[Items listed in a dataset]
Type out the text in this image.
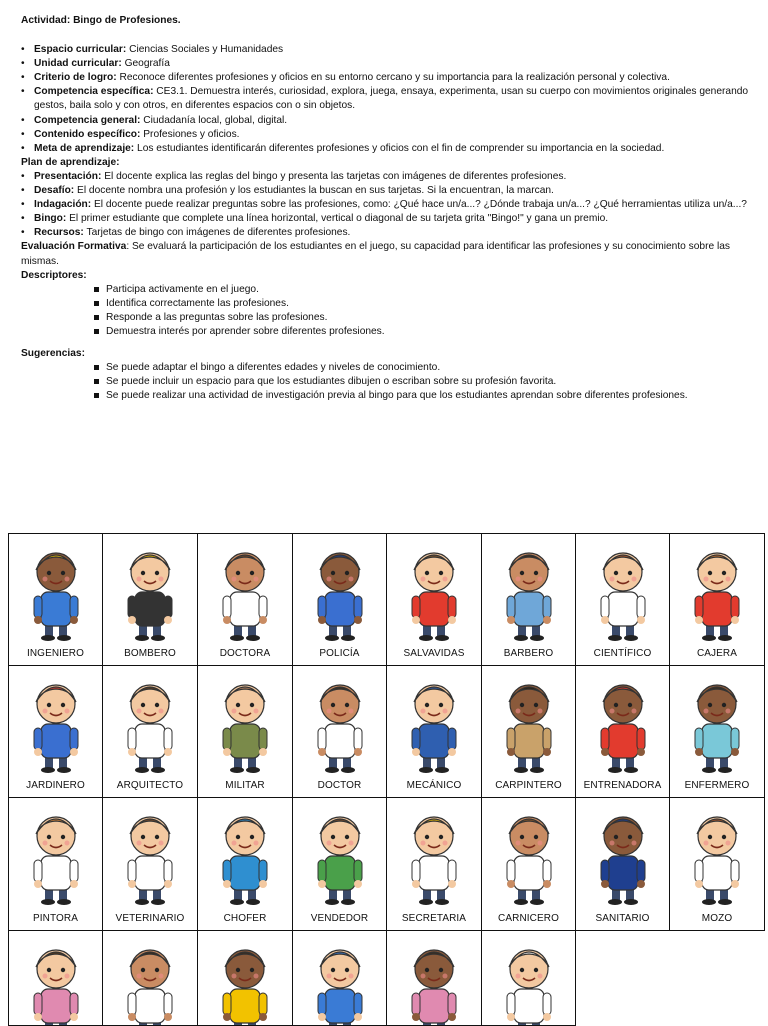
Actividad: Bingo de Profesiones.
• Espacio curricular: Ciencias Sociales y Humanidades
• Unidad curricular: Geografía
• Criterio de logro: Reconoce diferentes profesiones y oficios en su entorno cercano y su importancia para la realización personal y colectiva.
• Competencia específica: CE3.1. Demuestra interés, curiosidad, explora, juega, ensaya, experimenta, usan su cuerpo con movimientos originales generando gestos, baila solo y con otros, en diferentes espacios con o sin objetos.
• Competencia general: Ciudadanía local, global, digital.
• Contenido específico: Profesiones y oficios.
• Meta de aprendizaje: Los estudiantes identificarán diferentes profesiones y oficios con el fin de comprender su importancia en la sociedad.
Plan de aprendizaje:
• Presentación: El docente explica las reglas del bingo y presenta las tarjetas con imágenes de diferentes profesiones.
• Desafío: El docente nombra una profesión y los estudiantes la buscan en sus tarjetas. Si la encuentran, la marcan.
• Indagación: El docente puede realizar preguntas sobre las profesiones, como: ¿Qué hace un/a...? ¿Dónde trabaja un/a...? ¿Qué herramientas utiliza un/a...?
• Bingo: El primer estudiante que complete una línea horizontal, vertical o diagonal de su tarjeta grita "Bingo!" y gana un premio.
• Recursos: Tarjetas de bingo con imágenes de diferentes profesiones.
Evaluación Formativa: Se evaluará la participación de los estudiantes en el juego, su capacidad para identificar las profesiones y su conocimiento sobre las mismas.
Descriptores:
Participa activamente en el juego.
Identifica correctamente las profesiones.
Responde a las preguntas sobre las profesiones.
Demuestra interés por aprender sobre diferentes profesiones.
Sugerencias:
Se puede adaptar el bingo a diferentes edades y niveles de conocimiento.
Se puede incluir un espacio para que los estudiantes dibujen o escriban sobre su profesión favorita.
Se puede realizar una actividad de investigación previa al bingo para que los estudiantes aprendan sobre diferentes profesiones.
INGENIERO	BOMBERO	DOCTORA	POLICÍA	SALVAVIDAS	BARBERO	CIENTÍFICO	CAJERA
JARDINERO	ARQUITECTO	MILITAR	DOCTOR	MECÁNICO	CARPINTERO	ENTRENADORA	ENFERMERO
PINTORA	VETERINARIO	CHOFER	VENDEDOR	SECRETARIA	CARNICERO	SANITARIO	MOZO
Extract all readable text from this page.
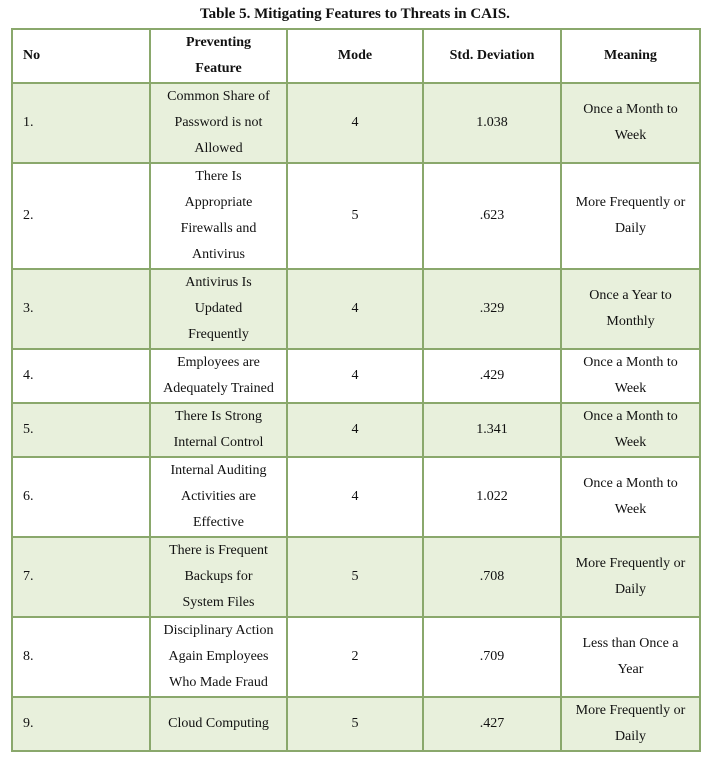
Table 5. Mitigating Features to Threats in CAIS.
No	Preventing
Feature	Mode	Std. Deviation	Meaning
1.	Common Share of
Password is not
Allowed	4	1.038	Once a Month to
Week
2.	There Is
Appropriate
Firewalls and
Antivirus	5	.623	More Frequently or
Daily
3.	Antivirus Is
Updated
Frequently	4	.329	Once a Year to
Monthly
4.	Employees are
Adequately Trained	4	.429	Once a Month to
Week
5.	There Is Strong
Internal Control	4	1.341	Once a Month to
Week
6.	Internal Auditing
Activities are
Effective	4	1.022	Once a Month to
Week
7.	There is Frequent
Backups for
System Files	5	.708	More Frequently or
Daily
8.	Disciplinary Action
Again Employees
Who Made Fraud	2	.709	Less than Once a
Year
9.	Cloud Computing	5	.427	More Frequently or
Daily
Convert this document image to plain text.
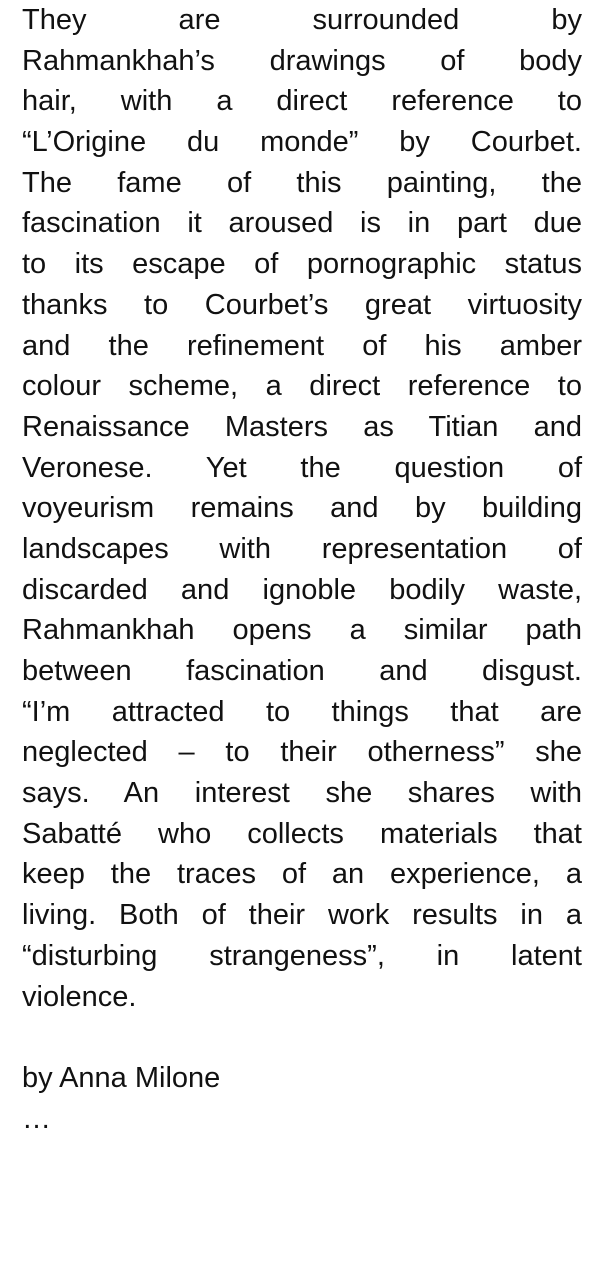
They are surrounded by
Rahmankhah’s drawings of body
hair, with a direct reference to
“L’Origine du monde” by Courbet.
The fame of this painting, the
fascination it aroused is in part due
to its escape of pornographic status
thanks to Courbet’s great virtuosity
and the refinement of his amber
colour scheme, a direct reference to
Renaissance Masters as Titian and
Veronese. Yet the question of
voyeurism remains and by building
landscapes with representation of
discarded and ignoble bodily waste,
Rahmankhah opens a similar path
between fascination and disgust.
“I’m attracted to things that are
neglected – to their otherness” she
says. An interest she shares with
Sabatté who collects materials that
keep the traces of an experience, a
living. Both of their work results in a
“disturbing strangeness”, in latent
violence.
by Anna Milone
…
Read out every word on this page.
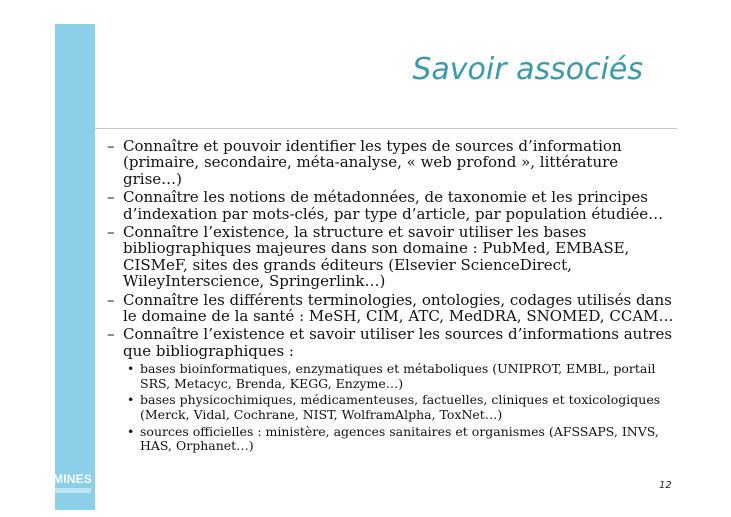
MINES
Savoir associés
– Connaître et pouvoir identifier les types de sources d’information (primaire, secondaire, méta-analyse, « web profond », littérature grise…)
– Connaître les notions de métadonnées, de taxonomie et les principes d’indexation par mots-clés, par type d’article, par population étudiée…
– Connaître l’existence, la structure et savoir utiliser les bases bibliographiques majeures dans son domaine : PubMed, EMBASE, CISMeF, sites des grands éditeurs (Elsevier ScienceDirect, WileyInterscience, Springerlink…)
– Connaître les différents terminologies, ontologies, codages utilisés dans le domaine de la santé : MeSH, CIM, ATC, MedDRA, SNOMED, CCAM…
– Connaître l’existence et savoir utiliser les sources d’informations autres que bibliographiques :
• bases bioinformatiques, enzymatiques et métaboliques (UNIPROT, EMBL, portail SRS, Metacyc, Brenda, KEGG, Enzyme…)
• bases physicochimiques, médicamenteuses, factuelles, cliniques et toxicologiques (Merck, Vidal, Cochrane, NIST, WolframAlpha, ToxNet…)
• sources officielles : ministère, agences sanitaires et organismes (AFSSAPS, INVS, HAS, Orphanet…)
12
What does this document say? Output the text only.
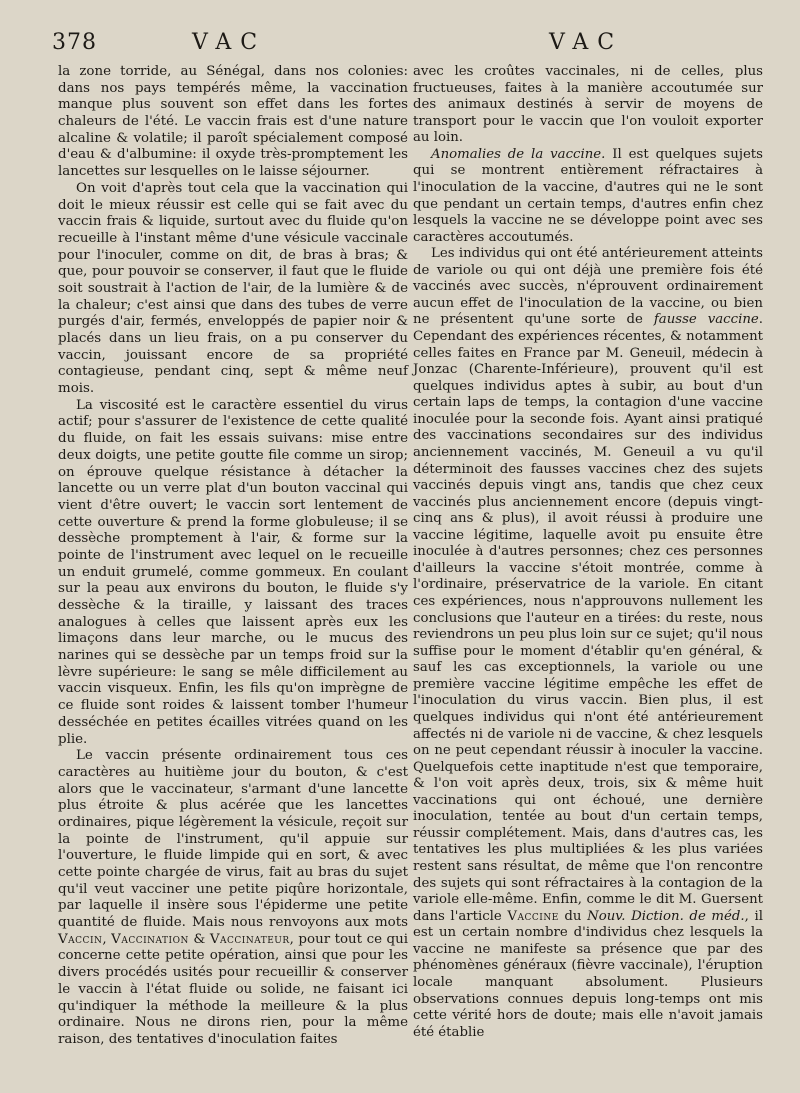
378	VAC	VAC

la zone torride, au Sénégal, dans nos colonies: dans nos pays tempérés même, la vaccination manque plus souvent son effet dans les fortes chaleurs de l'été. Le vaccin frais est d'une nature alcaline & volatile; il paroît spécialement composé d'eau & d'albumine: il oxyde très-promptement les lancettes sur lesquelles on le laisse séjourner.

On voit d'après tout cela que la vaccination qui doit le mieux réussir est celle qui se fait avec du vaccin frais & liquide, surtout avec du fluide qu'on recueille à l'instant même d'une vésicule vaccinale pour l'inoculer, comme on dit, de bras à bras; & que, pour pouvoir se conserver, il faut que le fluide soit soustrait à l'action de l'air, de la lumière & de la chaleur; c'est ainsi que dans des tubes de verre purgés d'air, fermés, enveloppés de papier noir & placés dans un lieu frais, on a pu conserver du vaccin, jouissant encore de sa propriété contagieuse, pendant cinq, sept & même neuf mois.

La viscosité est le caractère essentiel du virus actif; pour s'assurer de l'existence de cette qualité du fluide, on fait les essais suivans: mise entre deux doigts, une petite goutte file comme un sirop; on éprouve quelque résistance à détacher la lancette ou un verre plat d'un bouton vaccinal qui vient d'être ouvert; le vaccin sort lentement de cette ouverture & prend la forme globuleuse; il se dessèche promptement à l'air, & forme sur la pointe de l'instrument avec lequel on le recueille un enduit grumelé, comme gommeux. En coulant sur la peau aux environs du bouton, le fluide s'y dessèche & la tiraille, y laissant des traces analogues à celles que laissent après eux les limaçons dans leur marche, ou le mucus des narines qui se dessèche par un temps froid sur la lèvre supérieure: le sang se mêle difficilement au vaccin visqueux. Enfin, les fils qu'on imprègne de ce fluide sont roides & laissent tomber l'humeur desséchée en petites écailles vitrées quand on les plie.

Le vaccin présente ordinairement tous ces caractères au huitième jour du bouton, & c'est alors que le vaccinateur, s'armant d'une lancette plus étroite & plus acérée que les lancettes ordinaires, pique légèrement la vésicule, reçoit sur la pointe de l'instrument, qu'il appuie sur l'ouverture, le fluide limpide qui en sort, & avec cette pointe chargée de virus, fait au bras du sujet qu'il veut vacciner une petite piqûre horizontale, par laquelle il insère sous l'épiderme une petite quantité de fluide. Mais nous renvoyons aux mots Vaccin, Vaccination & Vaccinateur, pour tout ce qui concerne cette petite opération, ainsi que pour les divers procédés usités pour recueillir & conserver le vaccin à l'état fluide ou solide, ne faisant ici qu'indiquer la méthode la meilleure & la plus ordinaire. Nous ne dirons rien, pour la même raison, des tentatives d'inoculation faites

avec les croûtes vaccinales, ni de celles, plus fructueuses, faites à la manière accoutumée sur des animaux destinés à servir de moyens de transport pour le vaccin que l'on vouloit exporter au loin.

Anomalies de la vaccine. Il est quelques sujets qui se montrent entièrement réfractaires à l'inoculation de la vaccine, d'autres qui ne le sont que pendant un certain temps, d'autres enfin chez lesquels la vaccine ne se développe point avec ses caractères accoutumés.

Les individus qui ont été antérieurement atteints de variole ou qui ont déjà une première fois été vaccinés avec succès, n'éprouvent ordinairement aucun effet de l'inoculation de la vaccine, ou bien ne présentent qu'une sorte de fausse vaccine. Cependant des expériences récentes, & notamment celles faites en France par M. Geneuil, médecin à Jonzac (Charente-Inférieure), prouvent qu'il est quelques individus aptes à subir, au bout d'un certain laps de temps, la contagion d'une vaccine inoculée pour la seconde fois. Ayant ainsi pratiqué des vaccinations secondaires sur des individus anciennement vaccinés, M. Geneuil a vu qu'il déterminoit des fausses vaccines chez des sujets vaccinés depuis vingt ans, tandis que chez ceux vaccinés plus anciennement encore (depuis vingt-cinq ans & plus), il avoit réussi à produire une vaccine légitime, laquelle avoit pu ensuite être inoculée à d'autres personnes; chez ces personnes d'ailleurs la vaccine s'étoit montrée, comme à l'ordinaire, préservatrice de la variole. En citant ces expériences, nous n'approuvons nullement les conclusions que l'auteur en a tirées: du reste, nous reviendrons un peu plus loin sur ce sujet; qu'il nous suffise pour le moment d'établir qu'en général, & sauf les cas exceptionnels, la variole ou une première vaccine légitime empêche les effet de l'inoculation du virus vaccin. Bien plus, il est quelques individus qui n'ont été antérieurement affectés ni de variole ni de vaccine, & chez lesquels on ne peut cependant réussir à inoculer la vaccine. Quelquefois cette inaptitude n'est que temporaire, & l'on voit après deux, trois, six & même huit vaccinations qui ont échoué, une dernière inoculation, tentée au bout d'un certain temps, réussir complétement. Mais, dans d'autres cas, les tentatives les plus multipliées & les plus variées restent sans résultat, de même que l'on rencontre des sujets qui sont réfractaires à la contagion de la variole elle-même. Enfin, comme le dit M. Guersent dans l'article Vaccine du Nouv. Diction. de méd., il est un certain nombre d'individus chez lesquels la vaccine ne manifeste sa présence que par des phénomènes généraux (fièvre vaccinale), l'éruption locale manquant absolument. Plusieurs observations connues depuis long-temps ont mis cette vérité hors de doute; mais elle n'avoit jamais été établie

WHAT IS BEING ASKED:
Only the lines that contain the string "More" should be copied from the entries above.

TASK ANSWER:
Antivirus	5	.623	More Frequently or
System Files	5	.708	More Frequently or
9.	Cloud Computing	5	.427	More Frequently or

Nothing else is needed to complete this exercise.